**LISTING:**
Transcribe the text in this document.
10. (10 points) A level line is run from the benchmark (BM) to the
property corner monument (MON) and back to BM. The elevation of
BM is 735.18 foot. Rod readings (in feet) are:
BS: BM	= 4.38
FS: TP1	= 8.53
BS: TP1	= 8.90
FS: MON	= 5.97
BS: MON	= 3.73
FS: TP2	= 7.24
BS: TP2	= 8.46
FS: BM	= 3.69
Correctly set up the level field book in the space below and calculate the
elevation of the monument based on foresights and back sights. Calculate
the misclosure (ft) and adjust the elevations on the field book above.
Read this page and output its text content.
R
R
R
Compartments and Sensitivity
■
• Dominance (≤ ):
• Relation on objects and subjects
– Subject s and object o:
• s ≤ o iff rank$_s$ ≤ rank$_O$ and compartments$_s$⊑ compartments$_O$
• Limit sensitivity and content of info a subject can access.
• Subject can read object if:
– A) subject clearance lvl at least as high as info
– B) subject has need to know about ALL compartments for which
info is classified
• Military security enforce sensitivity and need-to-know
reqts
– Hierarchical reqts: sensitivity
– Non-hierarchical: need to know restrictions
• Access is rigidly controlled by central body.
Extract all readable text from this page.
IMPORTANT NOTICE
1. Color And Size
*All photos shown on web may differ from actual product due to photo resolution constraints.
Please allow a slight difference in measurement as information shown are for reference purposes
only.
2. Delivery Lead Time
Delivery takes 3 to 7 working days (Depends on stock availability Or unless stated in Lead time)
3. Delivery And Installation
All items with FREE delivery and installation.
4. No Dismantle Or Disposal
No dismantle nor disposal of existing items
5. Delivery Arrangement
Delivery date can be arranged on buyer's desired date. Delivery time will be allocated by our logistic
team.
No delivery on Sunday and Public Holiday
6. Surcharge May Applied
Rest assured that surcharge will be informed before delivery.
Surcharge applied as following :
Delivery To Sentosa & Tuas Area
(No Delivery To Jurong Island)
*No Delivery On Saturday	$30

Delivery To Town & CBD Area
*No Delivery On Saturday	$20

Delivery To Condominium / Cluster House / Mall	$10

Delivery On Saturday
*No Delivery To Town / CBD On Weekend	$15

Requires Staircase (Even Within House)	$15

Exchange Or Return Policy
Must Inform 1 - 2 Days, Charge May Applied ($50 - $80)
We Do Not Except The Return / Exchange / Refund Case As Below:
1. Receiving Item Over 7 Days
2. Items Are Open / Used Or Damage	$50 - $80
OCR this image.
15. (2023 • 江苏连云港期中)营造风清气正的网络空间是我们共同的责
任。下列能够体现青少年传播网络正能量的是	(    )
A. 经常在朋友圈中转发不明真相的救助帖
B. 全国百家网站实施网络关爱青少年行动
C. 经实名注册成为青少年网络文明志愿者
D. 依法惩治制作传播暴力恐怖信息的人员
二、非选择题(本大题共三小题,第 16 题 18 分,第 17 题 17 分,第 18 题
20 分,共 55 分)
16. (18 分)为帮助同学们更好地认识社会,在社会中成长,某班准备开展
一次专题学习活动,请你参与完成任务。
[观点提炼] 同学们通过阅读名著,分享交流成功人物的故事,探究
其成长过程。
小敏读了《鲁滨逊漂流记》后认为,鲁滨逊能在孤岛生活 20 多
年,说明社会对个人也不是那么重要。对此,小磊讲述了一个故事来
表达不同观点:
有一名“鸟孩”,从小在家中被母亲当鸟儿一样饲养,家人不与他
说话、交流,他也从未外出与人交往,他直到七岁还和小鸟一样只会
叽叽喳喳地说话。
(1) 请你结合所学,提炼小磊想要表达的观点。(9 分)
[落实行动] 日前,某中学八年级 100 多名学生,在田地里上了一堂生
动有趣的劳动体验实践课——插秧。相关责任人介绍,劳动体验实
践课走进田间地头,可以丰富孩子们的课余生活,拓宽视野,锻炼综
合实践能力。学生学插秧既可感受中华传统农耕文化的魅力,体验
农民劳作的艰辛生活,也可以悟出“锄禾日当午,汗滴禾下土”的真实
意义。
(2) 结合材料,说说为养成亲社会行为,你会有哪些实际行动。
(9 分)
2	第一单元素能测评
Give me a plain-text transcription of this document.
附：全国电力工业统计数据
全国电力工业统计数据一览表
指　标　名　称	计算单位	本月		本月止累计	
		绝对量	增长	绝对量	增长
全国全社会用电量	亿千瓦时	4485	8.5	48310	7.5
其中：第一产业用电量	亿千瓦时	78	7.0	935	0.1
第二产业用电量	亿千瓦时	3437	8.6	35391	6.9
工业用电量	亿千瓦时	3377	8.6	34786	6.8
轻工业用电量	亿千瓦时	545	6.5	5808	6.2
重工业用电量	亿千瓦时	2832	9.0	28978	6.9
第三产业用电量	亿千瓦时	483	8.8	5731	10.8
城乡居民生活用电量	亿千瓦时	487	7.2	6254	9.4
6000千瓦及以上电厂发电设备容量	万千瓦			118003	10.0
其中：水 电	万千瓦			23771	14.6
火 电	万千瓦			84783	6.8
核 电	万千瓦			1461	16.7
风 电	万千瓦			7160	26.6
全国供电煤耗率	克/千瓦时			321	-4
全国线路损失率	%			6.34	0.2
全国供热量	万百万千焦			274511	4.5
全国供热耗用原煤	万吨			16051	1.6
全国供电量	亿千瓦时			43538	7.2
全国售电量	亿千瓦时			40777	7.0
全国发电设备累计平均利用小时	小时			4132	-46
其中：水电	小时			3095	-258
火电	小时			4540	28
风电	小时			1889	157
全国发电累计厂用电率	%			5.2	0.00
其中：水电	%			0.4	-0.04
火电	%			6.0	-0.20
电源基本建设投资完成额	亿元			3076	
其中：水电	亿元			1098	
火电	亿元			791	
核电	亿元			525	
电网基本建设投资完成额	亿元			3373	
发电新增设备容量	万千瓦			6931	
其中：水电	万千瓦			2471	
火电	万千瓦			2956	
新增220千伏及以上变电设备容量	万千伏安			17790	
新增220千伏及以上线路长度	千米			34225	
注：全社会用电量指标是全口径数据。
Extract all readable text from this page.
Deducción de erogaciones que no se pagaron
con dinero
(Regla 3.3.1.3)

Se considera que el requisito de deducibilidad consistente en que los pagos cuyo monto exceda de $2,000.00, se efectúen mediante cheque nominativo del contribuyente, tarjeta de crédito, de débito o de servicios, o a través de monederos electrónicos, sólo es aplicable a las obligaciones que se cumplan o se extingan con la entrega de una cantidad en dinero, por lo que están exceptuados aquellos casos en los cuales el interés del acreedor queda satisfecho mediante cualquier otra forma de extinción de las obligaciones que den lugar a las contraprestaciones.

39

**WRITTEN TASK:** Your task is to output the full set of records exactly as presented.

**ANSWER TO THIS EXERCISE:**
Transcribe the text in this document.
10. (10 points) A level line is run from the benchmark (BM) to the
property corner monument (MON) and back to BM. The elevation of
BM is 735.18 foot. Rod readings (in feet) are:
BS: BM	= 4.38
FS: TP1	= 8.53
BS: TP1	= 8.90
FS: MON	= 5.97
BS: MON	= 3.73
FS: TP2	= 7.24
BS: TP2	= 8.46
FS: BM	= 3.69
Correctly set up the level field book in the space below and calculate the
elevation of the monument based on foresights and back sights. Calculate
the misclosure (ft) and adjust the elevations on the field book above.
Read this page and output its text content.
R
R
R
Compartments and Sensitivity
■
• Dominance (≤ ):
• Relation on objects and subjects
– Subject s and object o:
• s ≤ o iff rank$_s$ ≤ rank$_O$ and compartments$_s$⊑ compartments$_O$
• Limit sensitivity and content of info a subject can access.
• Subject can read object if:
– A) subject clearance lvl at least as high as info
– B) subject has need to know about ALL compartments for which
info is classified
• Military security enforce sensitivity and need-to-know
reqts
– Hierarchical reqts: sensitivity
– Non-hierarchical: need to know restrictions
• Access is rigidly controlled by central body.
Extract all readable text from this page.
IMPORTANT NOTICE
1. Color And Size
*All photos shown on web may differ from actual product due to photo resolution constraints.
Please allow a slight difference in measurement as information shown are for reference purposes
only.
2. Delivery Lead Time
Delivery takes 3 to 7 working days (Depends on stock availability Or unless stated in Lead time)
3. Delivery And Installation
All items with FREE delivery and installation.
4. No Dismantle Or Disposal
No dismantle nor disposal of existing items
5. Delivery Arrangement
Delivery date can be arranged on buyer's desired date. Delivery time will be allocated by our logistic
team.
No delivery on Sunday and Public Holiday
6. Surcharge May Applied
Rest assured that surcharge will be informed before delivery.
Surcharge applied as following :
Delivery To Sentosa & Tuas Area
(No Delivery To Jurong Island)
*No Delivery On Saturday	$30

Delivery To Town & CBD Area
*No Delivery On Saturday	$20

Delivery To Condominium / Cluster House / Mall	$10

Delivery On Saturday
*No Delivery To Town / CBD On Weekend	$15

Requires Staircase (Even Within House)	$15

Exchange Or Return Policy
Must Inform 1 - 2 Days, Charge May Applied ($50 - $80)
We Do Not Except The Return / Exchange / Refund Case As Below:
1. Receiving Item Over 7 Days
2. Items Are Open / Used Or Damage	$50 - $80
OCR this image.
15. (2023 • 江苏连云港期中)营造风清气正的网络空间是我们共同的责
任。下列能够体现青少年传播网络正能量的是	(    )
A. 经常在朋友圈中转发不明真相的救助帖
B. 全国百家网站实施网络关爱青少年行动
C. 经实名注册成为青少年网络文明志愿者
D. 依法惩治制作传播暴力恐怖信息的人员
二、非选择题(本大题共三小题,第 16 题 18 分,第 17 题 17 分,第 18 题
20 分,共 55 分)
16. (18 分)为帮助同学们更好地认识社会,在社会中成长,某班准备开展
一次专题学习活动,请你参与完成任务。
[观点提炼] 同学们通过阅读名著,分享交流成功人物的故事,探究
其成长过程。
小敏读了《鲁滨逊漂流记》后认为,鲁滨逊能在孤岛生活 20 多
年,说明社会对个人也不是那么重要。对此,小磊讲述了一个故事来
表达不同观点:
有一名“鸟孩”,从小在家中被母亲当鸟儿一样饲养,家人不与他
说话、交流,他也从未外出与人交往,他直到七岁还和小鸟一样只会
叽叽喳喳地说话。
(1) 请你结合所学,提炼小磊想要表达的观点。(9 分)
[落实行动] 日前,某中学八年级 100 多名学生,在田地里上了一堂生
动有趣的劳动体验实践课——插秧。相关责任人介绍,劳动体验实
践课走进田间地头,可以丰富孩子们的课余生活,拓宽视野,锻炼综
合实践能力。学生学插秧既可感受中华传统农耕文化的魅力,体验
农民劳作的艰辛生活,也可以悟出“锄禾日当午,汗滴禾下土”的真实
意义。
(2) 结合材料,说说为养成亲社会行为,你会有哪些实际行动。
(9 分)
2	第一单元素能测评
Give me a plain-text transcription of this document.
附：全国电力工业统计数据
全国电力工业统计数据一览表
指　标　名　称	计算单位	本月		本月止累计	
		绝对量	增长	绝对量	增长
全国全社会用电量	亿千瓦时	4485	8.5	48310	7.5
其中：第一产业用电量	亿千瓦时	78	7.0	935	0.1
第二产业用电量	亿千瓦时	3437	8.6	35391	6.9
工业用电量	亿千瓦时	3377	8.6	34786	6.8
轻工业用电量	亿千瓦时	545	6.5	5808	6.2
重工业用电量	亿千瓦时	2832	9.0	28978	6.9
第三产业用电量	亿千瓦时	483	8.8	5731	10.8
城乡居民生活用电量	亿千瓦时	487	7.2	6254	9.4
6000千瓦及以上电厂发电设备容量	万千瓦			118003	10.0
其中：水 电	万千瓦			23771	14.6
火 电	万千瓦			84783	6.8
核 电	万千瓦			1461	16.7
风 电	万千瓦			7160	26.6
全国供电煤耗率	克/千瓦时			321	-4
全国线路损失率	%			6.34	0.2
全国供热量	万百万千焦			274511	4.5
全国供热耗用原煤	万吨			16051	1.6
全国供电量	亿千瓦时			43538	7.2
全国售电量	亿千瓦时			40777	7.0
全国发电设备累计平均利用小时	小时			4132	-46
其中：水电	小时			3095	-258
火电	小时			4540	28
风电	小时			1889	157
全国发电累计厂用电率	%			5.2	0.00
其中：水电	%			0.4	-0.04
火电	%			6.0	-0.20
电源基本建设投资完成额	亿元			3076	
其中：水电	亿元			1098	
火电	亿元			791	
核电	亿元			525	
电网基本建设投资完成额	亿元			3373	
发电新增设备容量	万千瓦			6931	
其中：水电	万千瓦			2471	
火电	万千瓦			2956	
新增220千伏及以上变电设备容量	万千伏安			17790	
新增220千伏及以上线路长度	千米			34225	
注：全社会用电量指标是全口径数据。
Extract all readable text from this page.
Deducción de erogaciones que no se pagaron
con dinero
(Regla 3.3.1.3)

Se considera que el requisito de deducibilidad consistente en que los pagos cuyo monto exceda de $2,000.00, se efectúen mediante cheque nominativo del contribuyente, tarjeta de crédito, de débito o de servicios, o a través de monederos electrónicos, sólo es aplicable a las obligaciones que se cumplan o se extingan con la entrega de una cantidad en dinero, por lo que están exceptuados aquellos casos en los cuales el interés del acreedor queda satisfecho mediante cualquier otra forma de extinción de las obligaciones que den lugar a las contraprestaciones.

39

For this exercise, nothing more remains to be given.